WHAT THIS TASK INVOLVES: Repeat the records below exactly as they appear.

━━━━━ SUPPLIED DATA

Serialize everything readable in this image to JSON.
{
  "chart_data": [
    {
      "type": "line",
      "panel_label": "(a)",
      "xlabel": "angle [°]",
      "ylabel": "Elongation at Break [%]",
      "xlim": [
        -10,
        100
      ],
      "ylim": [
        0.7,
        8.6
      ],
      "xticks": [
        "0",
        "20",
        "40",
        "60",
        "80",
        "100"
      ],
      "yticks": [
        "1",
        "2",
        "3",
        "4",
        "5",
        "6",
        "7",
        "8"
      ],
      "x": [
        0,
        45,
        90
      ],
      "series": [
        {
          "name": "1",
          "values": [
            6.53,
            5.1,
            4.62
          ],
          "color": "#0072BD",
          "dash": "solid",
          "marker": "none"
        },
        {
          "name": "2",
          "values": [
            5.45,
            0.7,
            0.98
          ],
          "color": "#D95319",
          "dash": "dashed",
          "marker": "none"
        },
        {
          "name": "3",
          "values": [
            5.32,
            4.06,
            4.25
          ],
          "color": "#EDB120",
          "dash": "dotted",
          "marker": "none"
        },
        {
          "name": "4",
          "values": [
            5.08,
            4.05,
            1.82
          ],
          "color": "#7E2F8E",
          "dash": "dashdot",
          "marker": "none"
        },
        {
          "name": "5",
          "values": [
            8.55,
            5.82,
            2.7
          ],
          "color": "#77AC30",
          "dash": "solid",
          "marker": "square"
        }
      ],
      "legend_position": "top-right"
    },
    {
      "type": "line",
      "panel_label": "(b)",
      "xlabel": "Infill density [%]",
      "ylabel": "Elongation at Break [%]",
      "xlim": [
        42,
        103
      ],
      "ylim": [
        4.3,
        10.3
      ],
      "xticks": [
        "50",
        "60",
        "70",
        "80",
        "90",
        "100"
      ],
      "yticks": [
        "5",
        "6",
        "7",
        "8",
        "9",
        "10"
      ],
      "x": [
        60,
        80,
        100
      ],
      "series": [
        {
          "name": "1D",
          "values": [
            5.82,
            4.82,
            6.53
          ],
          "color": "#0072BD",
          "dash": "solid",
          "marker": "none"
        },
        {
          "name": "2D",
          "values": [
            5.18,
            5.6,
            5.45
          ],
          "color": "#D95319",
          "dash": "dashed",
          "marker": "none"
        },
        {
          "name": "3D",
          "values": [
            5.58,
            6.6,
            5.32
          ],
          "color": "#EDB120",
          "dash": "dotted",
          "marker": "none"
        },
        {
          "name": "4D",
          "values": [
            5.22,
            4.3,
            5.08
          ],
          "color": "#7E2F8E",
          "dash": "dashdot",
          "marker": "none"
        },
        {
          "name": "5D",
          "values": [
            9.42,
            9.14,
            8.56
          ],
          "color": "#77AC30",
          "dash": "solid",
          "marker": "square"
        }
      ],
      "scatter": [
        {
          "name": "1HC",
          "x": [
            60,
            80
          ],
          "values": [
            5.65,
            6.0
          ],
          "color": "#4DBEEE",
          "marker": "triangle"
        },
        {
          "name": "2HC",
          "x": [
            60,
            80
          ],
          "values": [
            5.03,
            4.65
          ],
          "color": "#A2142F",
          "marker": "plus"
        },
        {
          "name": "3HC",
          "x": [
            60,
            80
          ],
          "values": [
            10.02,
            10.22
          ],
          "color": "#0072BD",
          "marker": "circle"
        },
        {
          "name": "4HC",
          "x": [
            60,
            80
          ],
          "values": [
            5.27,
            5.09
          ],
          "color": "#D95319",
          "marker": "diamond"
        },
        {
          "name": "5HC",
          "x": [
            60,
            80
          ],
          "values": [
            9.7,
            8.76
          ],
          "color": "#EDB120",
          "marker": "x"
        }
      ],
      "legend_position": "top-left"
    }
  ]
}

━━━━━━━━━━

TASK ANSWER:
Serialize everything readable in this image to JSON.
{
  "chart_data": [
    {
      "type": "line",
      "panel_label": "(a)",
      "xlabel": "angle [°]",
      "ylabel": "Elongation at Break [%]",
      "xlim": [
        -10,
        100
      ],
      "ylim": [
        0.7,
        8.6
      ],
      "xticks": [
        "0",
        "20",
        "40",
        "60",
        "80",
        "100"
      ],
      "yticks": [
        "1",
        "2",
        "3",
        "4",
        "5",
        "6",
        "7",
        "8"
      ],
      "x": [
        0,
        45,
        90
      ],
      "series": [
        {
          "name": "1",
          "values": [
            6.53,
            5.1,
            4.62
          ],
          "color": "#0072BD",
          "dash": "solid",
          "marker": "none"
        },
        {
          "name": "2",
          "values": [
            5.45,
            0.7,
            0.98
          ],
          "color": "#D95319",
          "dash": "dashed",
          "marker": "none"
        },
        {
          "name": "3",
          "values": [
            5.32,
            4.06,
            4.25
          ],
          "color": "#EDB120",
          "dash": "dotted",
          "marker": "none"
        },
        {
          "name": "4",
          "values": [
            5.08,
            4.05,
            1.82
          ],
          "color": "#7E2F8E",
          "dash": "dashdot",
          "marker": "none"
        },
        {
          "name": "5",
          "values": [
            8.55,
            5.82,
            2.7
          ],
          "color": "#77AC30",
          "dash": "solid",
          "marker": "square"
        }
      ],
      "legend_position": "top-right"
    },
    {
      "type": "line",
      "panel_label": "(b)",
      "xlabel": "Infill density [%]",
      "ylabel": "Elongation at Break [%]",
      "xlim": [
        42,
        103
      ],
      "ylim": [
        4.3,
        10.3
      ],
      "xticks": [
        "50",
        "60",
        "70",
        "80",
        "90",
        "100"
      ],
      "yticks": [
        "5",
        "6",
        "7",
        "8",
        "9",
        "10"
      ],
      "x": [
        60,
        80,
        100
      ],
      "series": [
        {
          "name": "1D",
          "values": [
            5.82,
            4.82,
            6.53
          ],
          "color": "#0072BD",
          "dash": "solid",
          "marker": "none"
        },
        {
          "name": "2D",
          "values": [
            5.18,
            5.6,
            5.45
          ],
          "color": "#D95319",
          "dash": "dashed",
          "marker": "none"
        },
        {
          "name": "3D",
          "values": [
            5.58,
            6.6,
            5.32
          ],
          "color": "#EDB120",
          "dash": "dotted",
          "marker": "none"
        },
        {
          "name": "4D",
          "values": [
            5.22,
            4.3,
            5.08
          ],
          "color": "#7E2F8E",
          "dash": "dashdot",
          "marker": "none"
        },
        {
          "name": "5D",
          "values": [
            9.42,
            9.14,
            8.56
          ],
          "color": "#77AC30",
          "dash": "solid",
          "marker": "square"
        }
      ],
      "scatter": [
        {
          "name": "1HC",
          "x": [
            60,
            80
          ],
          "values": [
            5.65,
            6.0
          ],
          "color": "#4DBEEE",
          "marker": "triangle"
        },
        {
          "name": "2HC",
          "x": [
            60,
            80
          ],
          "values": [
            5.03,
            4.65
          ],
          "color": "#A2142F",
          "marker": "plus"
        },
        {
          "name": "3HC",
          "x": [
            60,
            80
          ],
          "values": [
            10.02,
            10.22
          ],
          "color": "#0072BD",
          "marker": "circle"
        },
        {
          "name": "4HC",
          "x": [
            60,
            80
          ],
          "values": [
            5.27,
            5.09
          ],
          "color": "#D95319",
          "marker": "diamond"
        },
        {
          "name": "5HC",
          "x": [
            60,
            80
          ],
          "values": [
            9.7,
            8.76
          ],
          "color": "#EDB120",
          "marker": "x"
        }
      ],
      "legend_position": "top-left"
    }
  ]
}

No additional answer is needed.